● Exercise goal
Work out the number of lines with the word "this" in the material below, then reply with that number only.
start Stored data
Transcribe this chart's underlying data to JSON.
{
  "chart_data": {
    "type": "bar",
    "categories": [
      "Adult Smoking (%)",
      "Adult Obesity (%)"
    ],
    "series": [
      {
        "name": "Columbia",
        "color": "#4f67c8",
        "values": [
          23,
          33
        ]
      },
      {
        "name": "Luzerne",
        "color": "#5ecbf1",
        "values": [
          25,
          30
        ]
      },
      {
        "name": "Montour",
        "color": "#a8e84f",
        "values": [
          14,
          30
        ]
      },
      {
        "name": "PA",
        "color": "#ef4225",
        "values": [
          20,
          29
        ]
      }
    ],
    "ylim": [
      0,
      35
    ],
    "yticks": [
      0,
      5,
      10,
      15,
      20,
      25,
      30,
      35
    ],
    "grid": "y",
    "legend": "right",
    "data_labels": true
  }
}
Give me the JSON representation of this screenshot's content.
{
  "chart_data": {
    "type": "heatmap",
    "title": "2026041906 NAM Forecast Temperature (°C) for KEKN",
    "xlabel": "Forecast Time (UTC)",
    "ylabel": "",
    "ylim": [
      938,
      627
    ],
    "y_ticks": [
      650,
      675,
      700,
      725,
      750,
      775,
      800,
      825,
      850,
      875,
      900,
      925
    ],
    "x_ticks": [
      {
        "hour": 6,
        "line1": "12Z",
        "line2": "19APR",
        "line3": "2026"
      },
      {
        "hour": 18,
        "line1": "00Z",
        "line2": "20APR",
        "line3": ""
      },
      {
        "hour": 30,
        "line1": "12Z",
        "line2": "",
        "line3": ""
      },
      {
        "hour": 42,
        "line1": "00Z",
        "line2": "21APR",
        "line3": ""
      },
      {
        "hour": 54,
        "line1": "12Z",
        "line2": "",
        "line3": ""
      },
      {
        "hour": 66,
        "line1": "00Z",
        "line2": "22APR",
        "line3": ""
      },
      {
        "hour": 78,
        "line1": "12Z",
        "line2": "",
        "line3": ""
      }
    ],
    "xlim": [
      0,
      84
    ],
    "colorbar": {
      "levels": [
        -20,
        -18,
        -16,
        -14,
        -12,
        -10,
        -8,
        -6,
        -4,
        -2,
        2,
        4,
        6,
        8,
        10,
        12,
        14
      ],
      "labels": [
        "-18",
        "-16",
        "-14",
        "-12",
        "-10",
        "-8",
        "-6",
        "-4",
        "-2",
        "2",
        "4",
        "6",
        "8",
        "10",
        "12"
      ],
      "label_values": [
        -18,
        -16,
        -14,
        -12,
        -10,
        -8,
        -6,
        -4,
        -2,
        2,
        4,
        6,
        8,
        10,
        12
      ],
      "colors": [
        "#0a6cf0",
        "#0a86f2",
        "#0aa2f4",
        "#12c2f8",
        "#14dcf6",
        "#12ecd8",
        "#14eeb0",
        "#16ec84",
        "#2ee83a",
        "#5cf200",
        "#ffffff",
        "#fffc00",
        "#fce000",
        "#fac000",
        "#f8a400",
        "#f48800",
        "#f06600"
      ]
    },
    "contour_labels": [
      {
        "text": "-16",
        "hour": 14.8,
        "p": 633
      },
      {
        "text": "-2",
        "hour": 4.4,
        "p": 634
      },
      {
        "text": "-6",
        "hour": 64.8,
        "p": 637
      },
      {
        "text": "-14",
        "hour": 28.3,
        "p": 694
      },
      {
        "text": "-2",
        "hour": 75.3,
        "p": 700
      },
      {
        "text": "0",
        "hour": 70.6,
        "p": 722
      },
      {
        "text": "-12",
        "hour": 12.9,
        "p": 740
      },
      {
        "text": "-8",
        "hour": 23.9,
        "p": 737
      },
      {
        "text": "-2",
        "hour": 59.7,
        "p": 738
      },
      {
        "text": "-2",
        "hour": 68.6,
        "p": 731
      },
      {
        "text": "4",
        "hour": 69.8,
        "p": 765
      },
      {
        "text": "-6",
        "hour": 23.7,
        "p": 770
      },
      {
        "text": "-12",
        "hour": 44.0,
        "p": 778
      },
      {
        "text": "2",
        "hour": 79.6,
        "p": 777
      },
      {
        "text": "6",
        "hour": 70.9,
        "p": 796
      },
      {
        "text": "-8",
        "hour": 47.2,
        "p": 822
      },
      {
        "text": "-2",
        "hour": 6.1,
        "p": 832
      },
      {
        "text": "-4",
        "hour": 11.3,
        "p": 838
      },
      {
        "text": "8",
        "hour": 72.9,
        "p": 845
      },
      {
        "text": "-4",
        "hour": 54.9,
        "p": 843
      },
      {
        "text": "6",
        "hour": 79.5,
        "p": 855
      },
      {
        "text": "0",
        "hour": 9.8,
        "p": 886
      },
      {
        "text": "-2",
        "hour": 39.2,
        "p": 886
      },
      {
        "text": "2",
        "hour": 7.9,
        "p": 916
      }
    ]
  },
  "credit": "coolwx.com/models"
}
end Stored data
● Exercise response
2